Provided records:
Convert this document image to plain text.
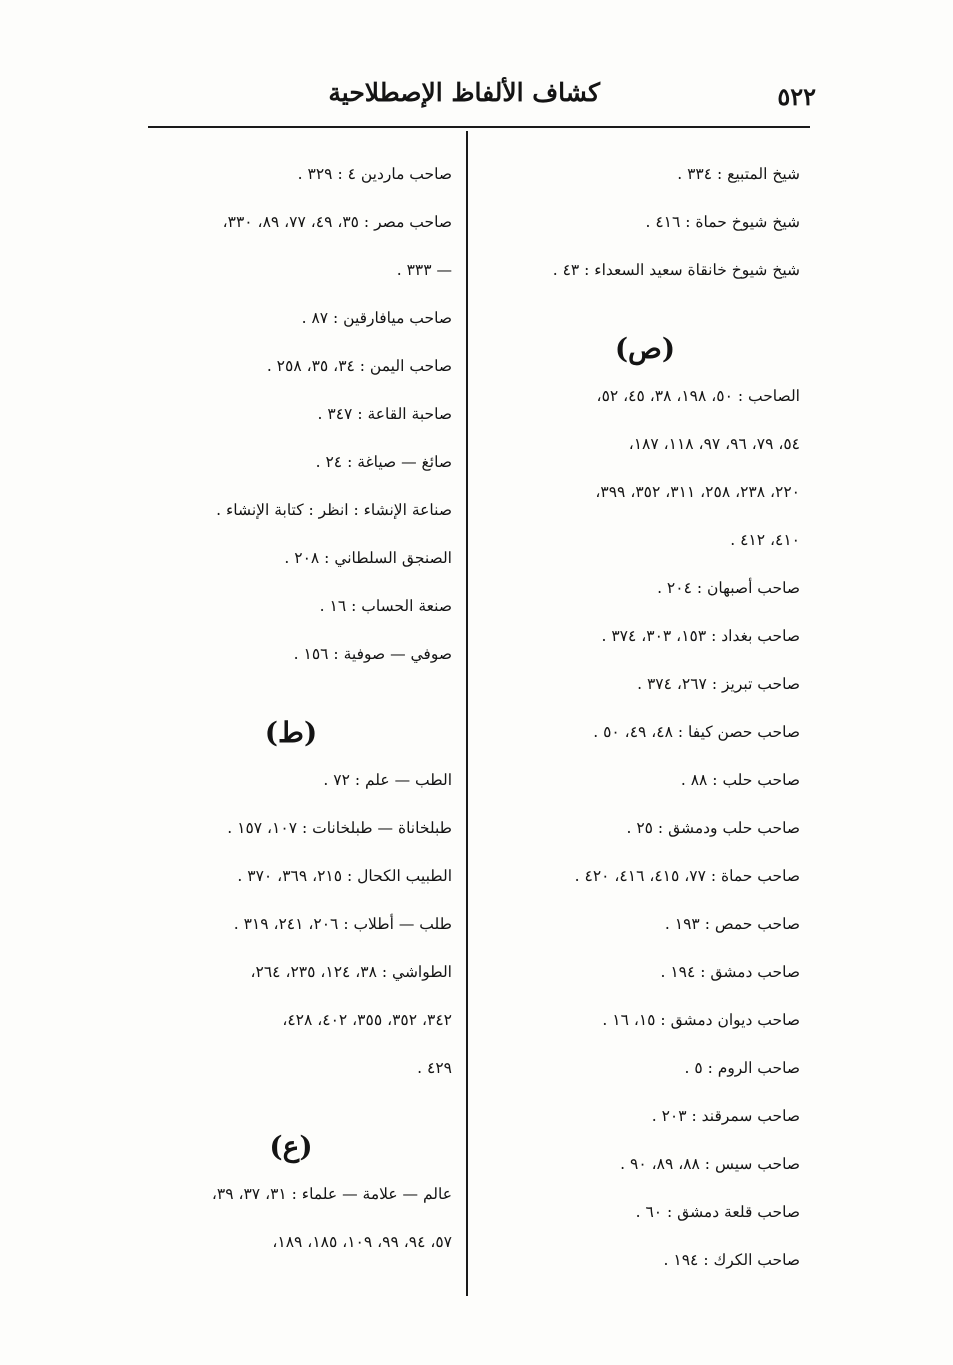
٥٢٢
كشاف الألفاظ الإصطلاحية
شيخ المتبيع : ٣٣٤ .
شيخ شيوخ حماة : ٤١٦ .
شيخ شيوخ خانقاة سعيد السعداء : ٤٣ .
(ص)
الصاحب : ٥٠، ١٩٨، ٣٨، ٤٥، ٥٢،
٥٤، ٧٩، ٩٦، ٩٧، ١١٨، ١٨٧،
٢٢٠، ٢٣٨، ٢٥٨، ٣١١، ٣٥٢، ٣٩٩،
٤١٠، ٤١٢ .
صاحب أصبهان : ٢٠٤ .
صاحب بغداد : ١٥٣، ٣٠٣، ٣٧٤ .
صاحب تبريز : ٢٦٧، ٣٧٤ .
صاحب حصن كيفا : ٤٨، ٤٩، ٥٠ .
صاحب حلب : ٨٨ .
صاحب حلب ودمشق : ٢٥ .
صاحب حماة : ٧٧، ٤١٥، ٤١٦، ٤٢٠ .
صاحب حمص : ١٩٣ .
صاحب دمشق : ١٩٤ .
صاحب ديوان دمشق : ١٥، ١٦ .
صاحب الروم : ٥ .
صاحب سمرقند : ٢٠٣ .
صاحب سيس : ٨٨، ٨٩، ٩٠ .
صاحب قلعة دمشق : ٦٠ .
صاحب الكرك : ١٩٤ .
صاحب ماردين ٤ : ٣٢٩ .
صاحب مصر : ٣٥، ٤٩، ٧٧، ٨٩، ٣٣٠،
— ٣٣٣ .
صاحب ميافارقين : ٨٧ .
صاحب اليمن : ٣٤، ٣٥، ٢٥٨ .
صاحبة القاعة : ٣٤٧ .
صائغ — صياغة : ٢٤ .
صناعة الإنشاء : انظر : كتابة الإنشاء .
الصنجق السلطاني : ٢٠٨ .
صنعة الحساب : ١٦ .
صوفي — صوفية : ١٥٦ .
(ط)
الطب — علم : ٧٢ .
طبلخاناة — طبلخانات : ١٠٧، ١٥٧ .
الطبيب الكحال : ٢١٥، ٣٦٩، ٣٧٠ .
طلب — أطلاب : ٢٠٦، ٢٤١، ٣١٩ .
الطواشي : ٣٨، ١٢٤، ٢٣٥، ٢٦٤،
٣٤٢، ٣٥٢، ٣٥٥، ٤٠٢، ٤٢٨،
٤٢٩ .
(ع)
عالم — علامة — علماء : ٣١، ٣٧، ٣٩،
٥٧، ٩٤، ٩٩، ١٠٩، ١٨٥، ١٨٩،
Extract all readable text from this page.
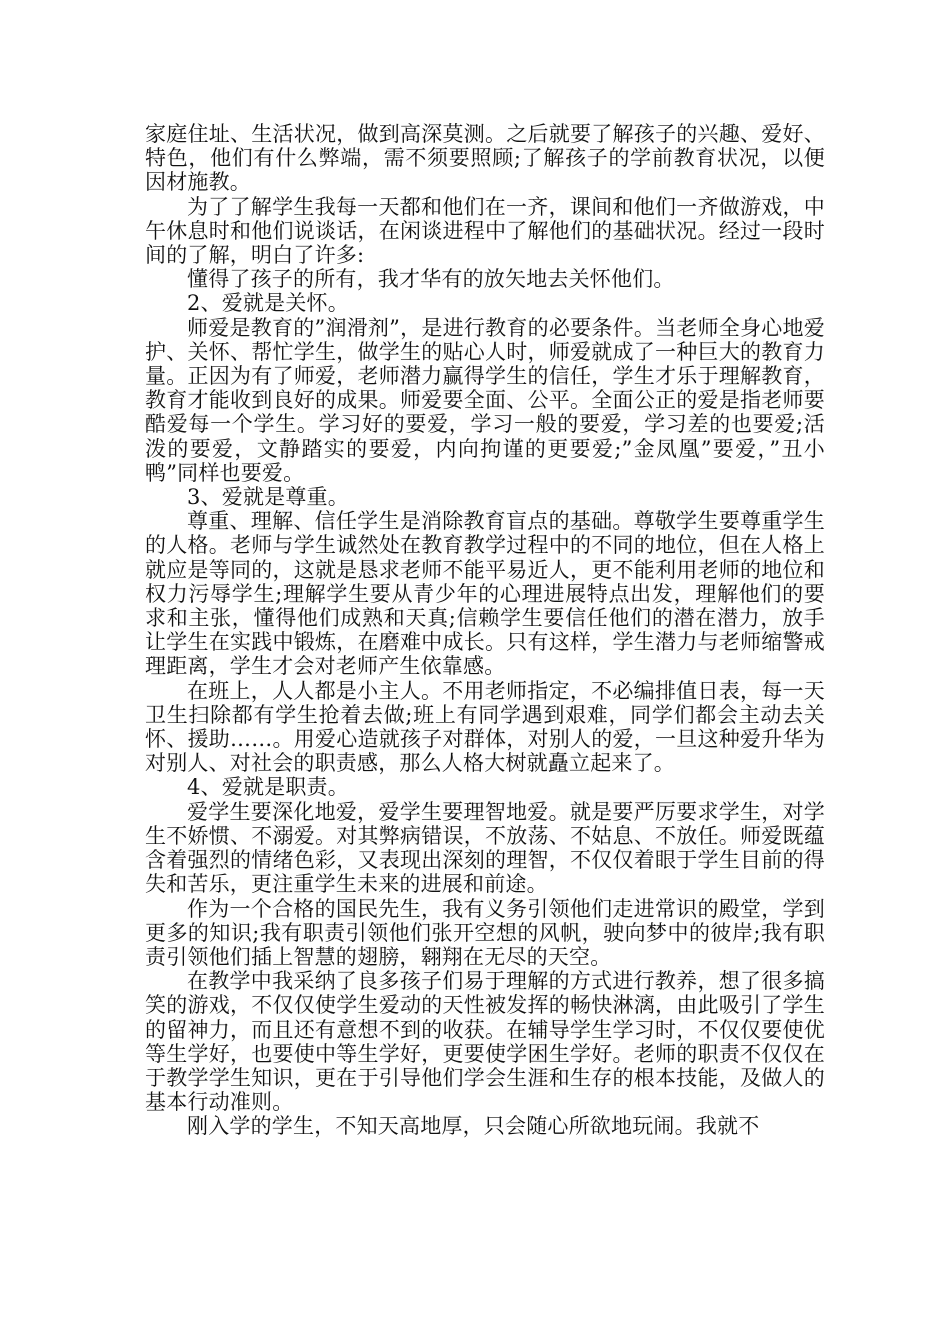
家庭住址、生活状况，做到高深莫测。之后就要了解孩子的兴趣、爱好、特色，他们有什么弊端，需不须要照顾;了解孩子的学前教育状况，以便因材施教。

为了了解学生我每一天都和他们在一齐，课间和他们一齐做游戏，中午休息时和他们说谈话，在闲谈进程中了解他们的基础状况。经过一段时间的了解，明白了许多:

懂得了孩子的所有，我才华有的放矢地去关怀他们。

2、爱就是关怀。

师爱是教育的”润滑剂”，是进行教育的必要条件。当老师全身心地爱护、关怀、帮忙学生，做学生的贴心人时，师爱就成了一种巨大的教育力量。正因为有了师爱，老师潜力赢得学生的信任，学生才乐于理解教育，教育才能收到良好的成果。师爱要全面、公平。全面公正的爱是指老师要酷爱每一个学生。学习好的要爱，学习一般的要爱，学习差的也要爱;活泼的要爱，文静踏实的要爱，内向拘谨的更要爱;”金凤凰”要爱，”丑小鸭”同样也要爱。

3、爱就是尊重。

尊重、理解、信任学生是消除教育盲点的基础。尊敬学生要尊重学生的人格。老师与学生诚然处在教育教学过程中的不同的地位，但在人格上就应是等同的，这就是恳求老师不能平易近人，更不能利用老师的地位和权力污辱学生;理解学生要从青少年的心理进展特点出发，理解他们的要求和主张，懂得他们成熟和天真;信赖学生要信任他们的潜在潜力，放手让学生在实践中锻炼，在磨难中成长。只有这样，学生潜力与老师缩警戒理距离，学生才会对老师产生依靠感。

在班上，人人都是小主人。不用老师指定，不必编排值日表，每一天卫生扫除都有学生抢着去做;班上有同学遇到艰难，同学们都会主动去关怀、援助……。用爱心造就孩子对群体，对别人的爱，一旦这种爱升华为对别人、对社会的职责感，那么人格大树就矗立起来了。

4、爱就是职责。

爱学生要深化地爱，爱学生要理智地爱。就是要严厉要求学生，对学生不娇惯、不溺爱。对其弊病错误，不放荡、不姑息、不放任。师爱既蕴含着强烈的情绪色彩，又表现出深刻的理智，不仅仅着眼于学生目前的得失和苦乐，更注重学生未来的进展和前途。

作为一个合格的国民先生，我有义务引领他们走进常识的殿堂，学到更多的知识;我有职责引领他们张开空想的风帆，驶向梦中的彼岸;我有职责引领他们插上智慧的翅膀，翱翔在无尽的天空。

在教学中我采纳了良多孩子们易于理解的方式进行教养，想了很多搞笑的游戏，不仅仅使学生爱动的天性被发挥的畅快淋漓，由此吸引了学生的留神力，而且还有意想不到的收获。在辅导学生学习时，不仅仅要使优等生学好，也要使中等生学好，更要使学困生学好。老师的职责不仅仅在于教学学生知识，更在于引导他们学会生涯和生存的根本技能，及做人的基本行动准则。

刚入学的学生，不知天高地厚，只会随心所欲地玩闹。我就不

What you are asked to do: In the data above, tally the lines holding "شيوخ" and answer with the figure only.

Expected answer: 2